- _Request_
Write the records below out again exactly as given, with no images.

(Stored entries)
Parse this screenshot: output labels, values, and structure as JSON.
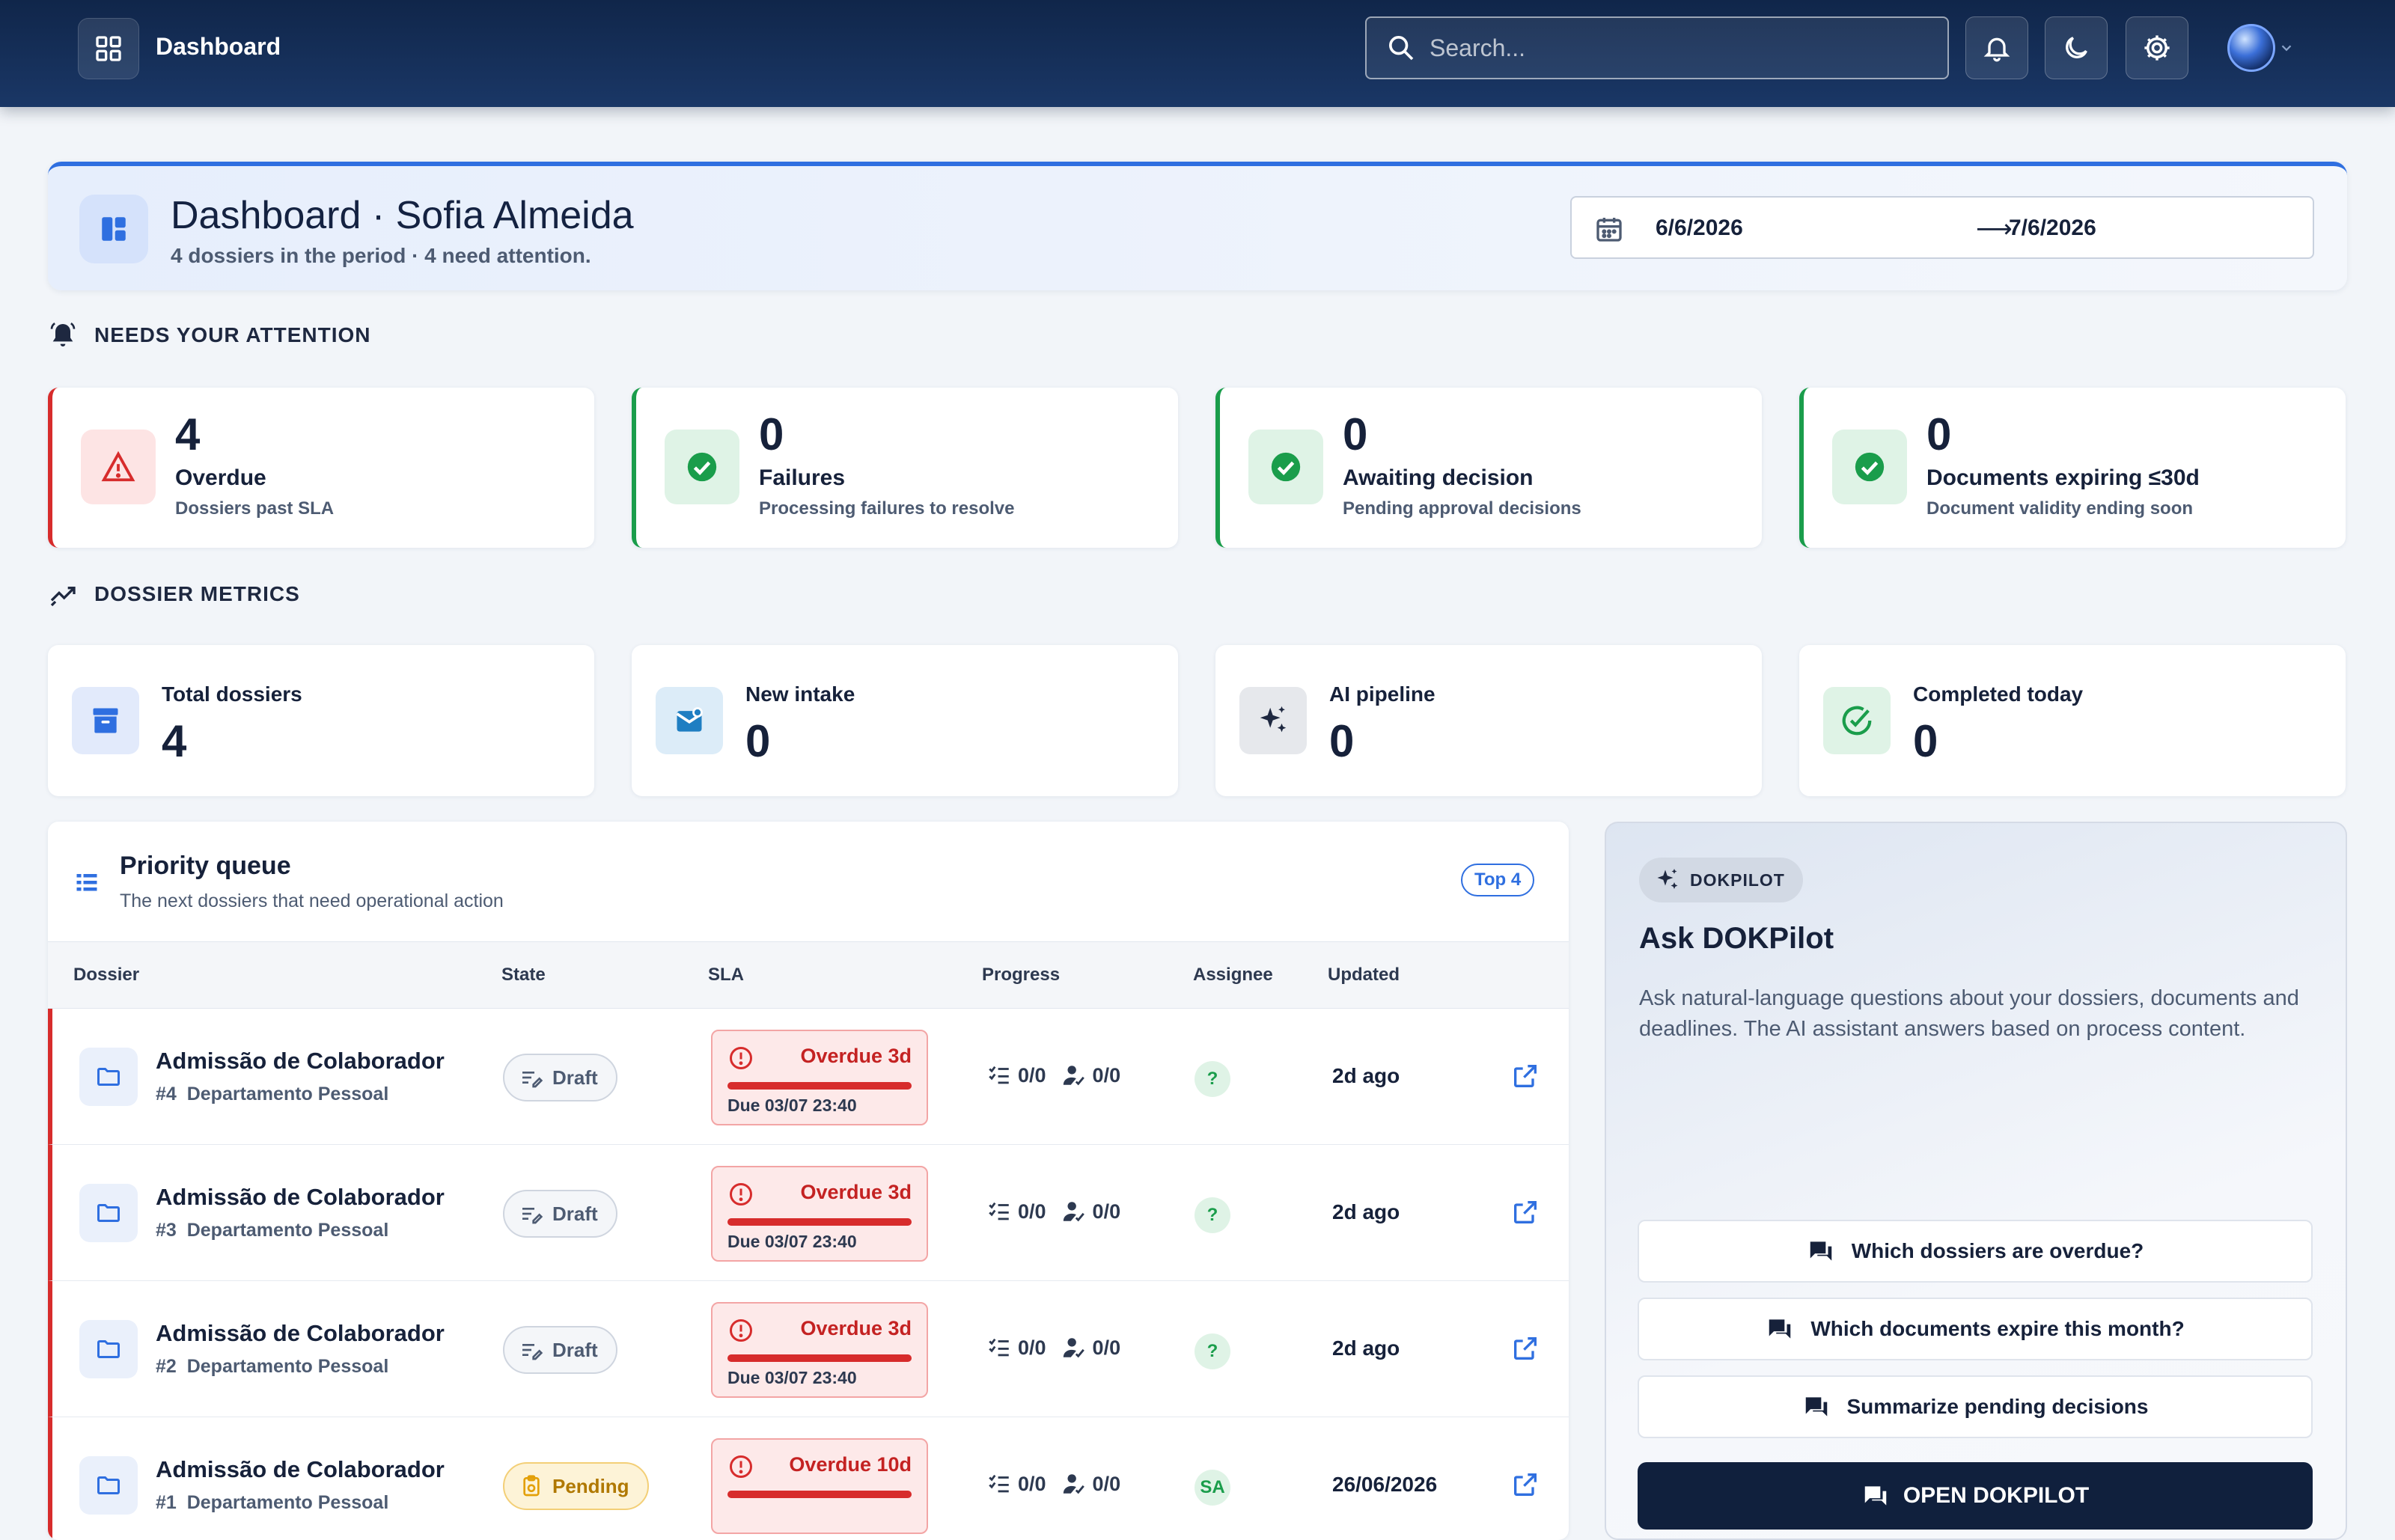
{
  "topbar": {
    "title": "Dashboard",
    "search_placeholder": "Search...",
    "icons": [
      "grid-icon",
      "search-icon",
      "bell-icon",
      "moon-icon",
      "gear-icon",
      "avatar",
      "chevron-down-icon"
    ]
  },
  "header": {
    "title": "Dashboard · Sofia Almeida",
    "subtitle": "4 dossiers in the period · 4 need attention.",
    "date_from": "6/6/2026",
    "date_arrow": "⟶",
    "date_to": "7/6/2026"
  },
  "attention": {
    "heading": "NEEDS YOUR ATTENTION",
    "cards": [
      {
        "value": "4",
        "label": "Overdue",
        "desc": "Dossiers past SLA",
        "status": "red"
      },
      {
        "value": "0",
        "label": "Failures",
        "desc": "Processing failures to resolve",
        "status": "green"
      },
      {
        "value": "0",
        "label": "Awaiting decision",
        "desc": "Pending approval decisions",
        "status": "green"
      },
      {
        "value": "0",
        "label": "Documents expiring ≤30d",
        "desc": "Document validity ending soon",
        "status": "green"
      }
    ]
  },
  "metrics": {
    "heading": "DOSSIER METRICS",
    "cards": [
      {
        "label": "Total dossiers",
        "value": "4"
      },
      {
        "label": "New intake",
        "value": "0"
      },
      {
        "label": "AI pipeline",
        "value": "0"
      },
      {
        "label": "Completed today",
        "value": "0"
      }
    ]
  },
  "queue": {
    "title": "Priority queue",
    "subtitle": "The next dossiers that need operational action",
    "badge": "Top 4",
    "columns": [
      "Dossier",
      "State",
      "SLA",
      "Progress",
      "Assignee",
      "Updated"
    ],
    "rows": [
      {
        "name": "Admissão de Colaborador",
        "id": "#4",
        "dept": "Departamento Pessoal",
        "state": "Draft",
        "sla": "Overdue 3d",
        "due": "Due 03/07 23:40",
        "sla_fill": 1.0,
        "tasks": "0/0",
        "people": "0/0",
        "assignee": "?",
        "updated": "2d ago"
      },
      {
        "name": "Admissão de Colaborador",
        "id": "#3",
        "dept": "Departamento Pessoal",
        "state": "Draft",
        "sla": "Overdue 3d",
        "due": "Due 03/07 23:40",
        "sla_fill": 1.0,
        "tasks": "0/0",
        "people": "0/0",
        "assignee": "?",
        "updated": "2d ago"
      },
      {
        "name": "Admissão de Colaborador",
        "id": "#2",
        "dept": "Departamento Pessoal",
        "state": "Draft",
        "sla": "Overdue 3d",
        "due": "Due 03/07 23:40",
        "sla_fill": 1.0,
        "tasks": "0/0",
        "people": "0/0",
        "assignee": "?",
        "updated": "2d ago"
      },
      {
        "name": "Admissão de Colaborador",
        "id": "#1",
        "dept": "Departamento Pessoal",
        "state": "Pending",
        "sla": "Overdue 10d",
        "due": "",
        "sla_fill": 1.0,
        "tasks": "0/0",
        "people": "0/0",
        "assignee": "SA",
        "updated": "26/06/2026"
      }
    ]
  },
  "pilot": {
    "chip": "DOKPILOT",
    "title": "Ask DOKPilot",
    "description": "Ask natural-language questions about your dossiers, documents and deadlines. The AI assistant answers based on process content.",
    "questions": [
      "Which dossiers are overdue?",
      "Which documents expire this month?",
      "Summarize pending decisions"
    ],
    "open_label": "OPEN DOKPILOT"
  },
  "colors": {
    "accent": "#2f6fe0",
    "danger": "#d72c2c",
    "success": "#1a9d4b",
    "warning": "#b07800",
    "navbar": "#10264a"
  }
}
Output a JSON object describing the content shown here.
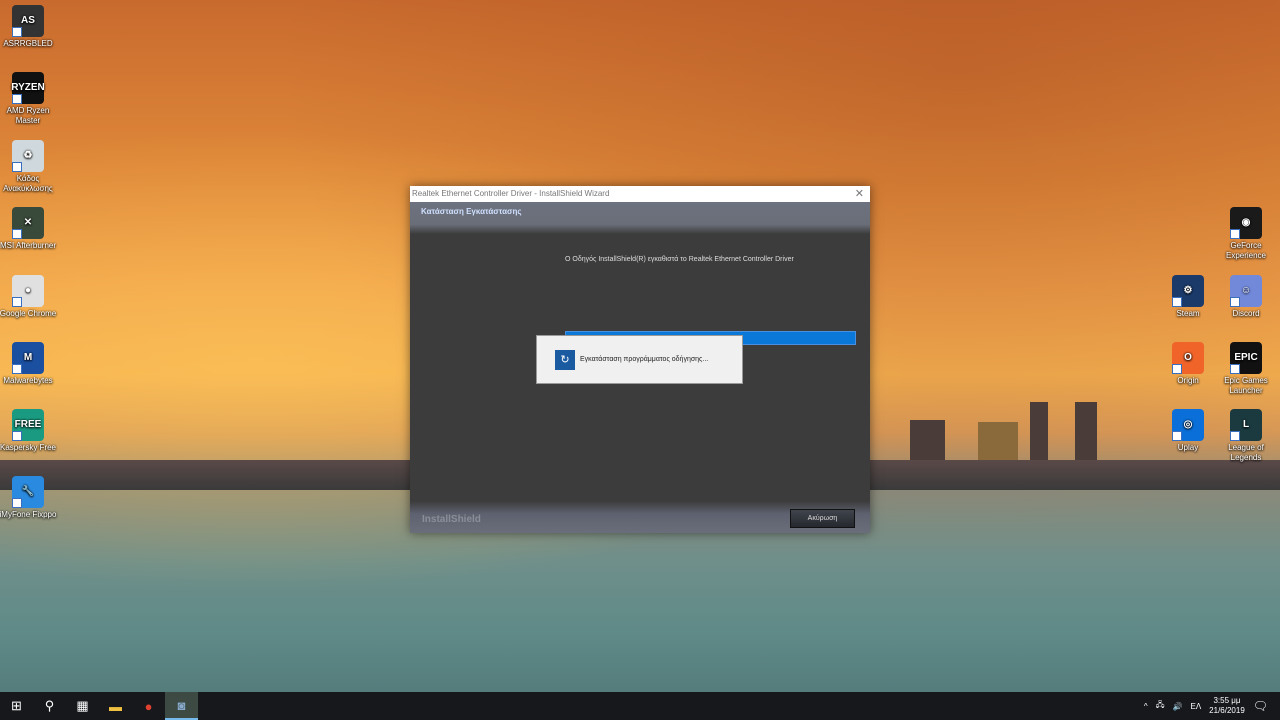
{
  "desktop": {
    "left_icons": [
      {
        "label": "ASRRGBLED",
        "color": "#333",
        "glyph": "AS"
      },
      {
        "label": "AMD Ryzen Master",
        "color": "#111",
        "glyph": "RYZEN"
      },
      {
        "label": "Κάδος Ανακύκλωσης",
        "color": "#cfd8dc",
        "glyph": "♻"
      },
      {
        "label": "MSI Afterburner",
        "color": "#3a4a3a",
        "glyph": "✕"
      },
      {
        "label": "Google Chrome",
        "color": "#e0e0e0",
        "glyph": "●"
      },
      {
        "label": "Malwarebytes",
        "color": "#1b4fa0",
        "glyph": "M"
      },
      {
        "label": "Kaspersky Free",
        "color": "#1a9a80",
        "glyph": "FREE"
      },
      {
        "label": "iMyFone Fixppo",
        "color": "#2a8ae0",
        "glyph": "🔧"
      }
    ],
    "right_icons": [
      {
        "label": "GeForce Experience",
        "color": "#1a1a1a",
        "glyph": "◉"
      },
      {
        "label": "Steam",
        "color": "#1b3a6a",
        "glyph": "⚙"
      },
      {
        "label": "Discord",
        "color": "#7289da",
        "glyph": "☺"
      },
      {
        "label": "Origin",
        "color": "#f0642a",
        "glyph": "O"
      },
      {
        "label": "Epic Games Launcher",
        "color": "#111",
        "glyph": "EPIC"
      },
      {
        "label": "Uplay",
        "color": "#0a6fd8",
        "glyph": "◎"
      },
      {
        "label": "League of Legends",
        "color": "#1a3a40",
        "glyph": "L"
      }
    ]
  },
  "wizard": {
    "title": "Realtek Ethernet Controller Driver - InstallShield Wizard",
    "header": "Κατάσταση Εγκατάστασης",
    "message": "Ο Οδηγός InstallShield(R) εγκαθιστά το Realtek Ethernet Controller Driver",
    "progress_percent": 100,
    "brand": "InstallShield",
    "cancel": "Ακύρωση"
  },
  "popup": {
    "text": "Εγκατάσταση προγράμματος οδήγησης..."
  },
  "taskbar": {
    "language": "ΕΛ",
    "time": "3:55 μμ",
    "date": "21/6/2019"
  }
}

- _Response_
Parse this screenshot: output labels, values, and structure as JSON.
{
  "topbar": {
    "title": "Dashboard",
    "search_placeholder": "Search...",
    "icons": [
      "grid-icon",
      "search-icon",
      "bell-icon",
      "moon-icon",
      "gear-icon",
      "avatar",
      "chevron-down-icon"
    ]
  },
  "header": {
    "title": "Dashboard · Sofia Almeida",
    "subtitle": "4 dossiers in the period · 4 need attention.",
    "date_from": "6/6/2026",
    "date_arrow": "⟶",
    "date_to": "7/6/2026"
  },
  "attention": {
    "heading": "NEEDS YOUR ATTENTION",
    "cards": [
      {
        "value": "4",
        "label": "Overdue",
        "desc": "Dossiers past SLA",
        "status": "red"
      },
      {
        "value": "0",
        "label": "Failures",
        "desc": "Processing failures to resolve",
        "status": "green"
      },
      {
        "value": "0",
        "label": "Awaiting decision",
        "desc": "Pending approval decisions",
        "status": "green"
      },
      {
        "value": "0",
        "label": "Documents expiring ≤30d",
        "desc": "Document validity ending soon",
        "status": "green"
      }
    ]
  },
  "metrics": {
    "heading": "DOSSIER METRICS",
    "cards": [
      {
        "label": "Total dossiers",
        "value": "4"
      },
      {
        "label": "New intake",
        "value": "0"
      },
      {
        "label": "AI pipeline",
        "value": "0"
      },
      {
        "label": "Completed today",
        "value": "0"
      }
    ]
  },
  "queue": {
    "title": "Priority queue",
    "subtitle": "The next dossiers that need operational action",
    "badge": "Top 4",
    "columns": [
      "Dossier",
      "State",
      "SLA",
      "Progress",
      "Assignee",
      "Updated"
    ],
    "rows": [
      {
        "name": "Admissão de Colaborador",
        "id": "#4",
        "dept": "Departamento Pessoal",
        "state": "Draft",
        "sla": "Overdue 3d",
        "due": "Due 03/07 23:40",
        "sla_fill": 1.0,
        "tasks": "0/0",
        "people": "0/0",
        "assignee": "?",
        "updated": "2d ago"
      },
      {
        "name": "Admissão de Colaborador",
        "id": "#3",
        "dept": "Departamento Pessoal",
        "state": "Draft",
        "sla": "Overdue 3d",
        "due": "Due 03/07 23:40",
        "sla_fill": 1.0,
        "tasks": "0/0",
        "people": "0/0",
        "assignee": "?",
        "updated": "2d ago"
      },
      {
        "name": "Admissão de Colaborador",
        "id": "#2",
        "dept": "Departamento Pessoal",
        "state": "Draft",
        "sla": "Overdue 3d",
        "due": "Due 03/07 23:40",
        "sla_fill": 1.0,
        "tasks": "0/0",
        "people": "0/0",
        "assignee": "?",
        "updated": "2d ago"
      },
      {
        "name": "Admissão de Colaborador",
        "id": "#1",
        "dept": "Departamento Pessoal",
        "state": "Pending",
        "sla": "Overdue 10d",
        "due": "",
        "sla_fill": 1.0,
        "tasks": "0/0",
        "people": "0/0",
        "assignee": "SA",
        "updated": "26/06/2026"
      }
    ]
  },
  "pilot": {
    "chip": "DOKPILOT",
    "title": "Ask DOKPilot",
    "description": "Ask natural-language questions about your dossiers, documents and deadlines. The AI assistant answers based on process content.",
    "questions": [
      "Which dossiers are overdue?",
      "Which documents expire this month?",
      "Summarize pending decisions"
    ],
    "open_label": "OPEN DOKPILOT"
  },
  "colors": {
    "accent": "#2f6fe0",
    "danger": "#d72c2c",
    "success": "#1a9d4b",
    "warning": "#b07800",
    "navbar": "#10264a"
  }
}
Output a JSON object describing the content shown here.
{
  "desktop": {
    "left_icons": [
      {
        "label": "ASRRGBLED",
        "color": "#333",
        "glyph": "AS"
      },
      {
        "label": "AMD Ryzen Master",
        "color": "#111",
        "glyph": "RYZEN"
      },
      {
        "label": "Κάδος Ανακύκλωσης",
        "color": "#cfd8dc",
        "glyph": "♻"
      },
      {
        "label": "MSI Afterburner",
        "color": "#3a4a3a",
        "glyph": "✕"
      },
      {
        "label": "Google Chrome",
        "color": "#e0e0e0",
        "glyph": "●"
      },
      {
        "label": "Malwarebytes",
        "color": "#1b4fa0",
        "glyph": "M"
      },
      {
        "label": "Kaspersky Free",
        "color": "#1a9a80",
        "glyph": "FREE"
      },
      {
        "label": "iMyFone Fixppo",
        "color": "#2a8ae0",
        "glyph": "🔧"
      }
    ],
    "right_icons": [
      {
        "label": "GeForce Experience",
        "color": "#1a1a1a",
        "glyph": "◉"
      },
      {
        "label": "Steam",
        "color": "#1b3a6a",
        "glyph": "⚙"
      },
      {
        "label": "Discord",
        "color": "#7289da",
        "glyph": "☺"
      },
      {
        "label": "Origin",
        "color": "#f0642a",
        "glyph": "O"
      },
      {
        "label": "Epic Games Launcher",
        "color": "#111",
        "glyph": "EPIC"
      },
      {
        "label": "Uplay",
        "color": "#0a6fd8",
        "glyph": "◎"
      },
      {
        "label": "League of Legends",
        "color": "#1a3a40",
        "glyph": "L"
      }
    ]
  },
  "wizard": {
    "title": "Realtek Ethernet Controller Driver - InstallShield Wizard",
    "header": "Κατάσταση Εγκατάστασης",
    "message": "Ο Οδηγός InstallShield(R) εγκαθιστά το Realtek Ethernet Controller Driver",
    "progress_percent": 100,
    "brand": "InstallShield",
    "cancel": "Ακύρωση"
  },
  "popup": {
    "text": "Εγκατάσταση προγράμματος οδήγησης..."
  },
  "taskbar": {
    "language": "ΕΛ",
    "time": "3:55 μμ",
    "date": "21/6/2019"
  }
}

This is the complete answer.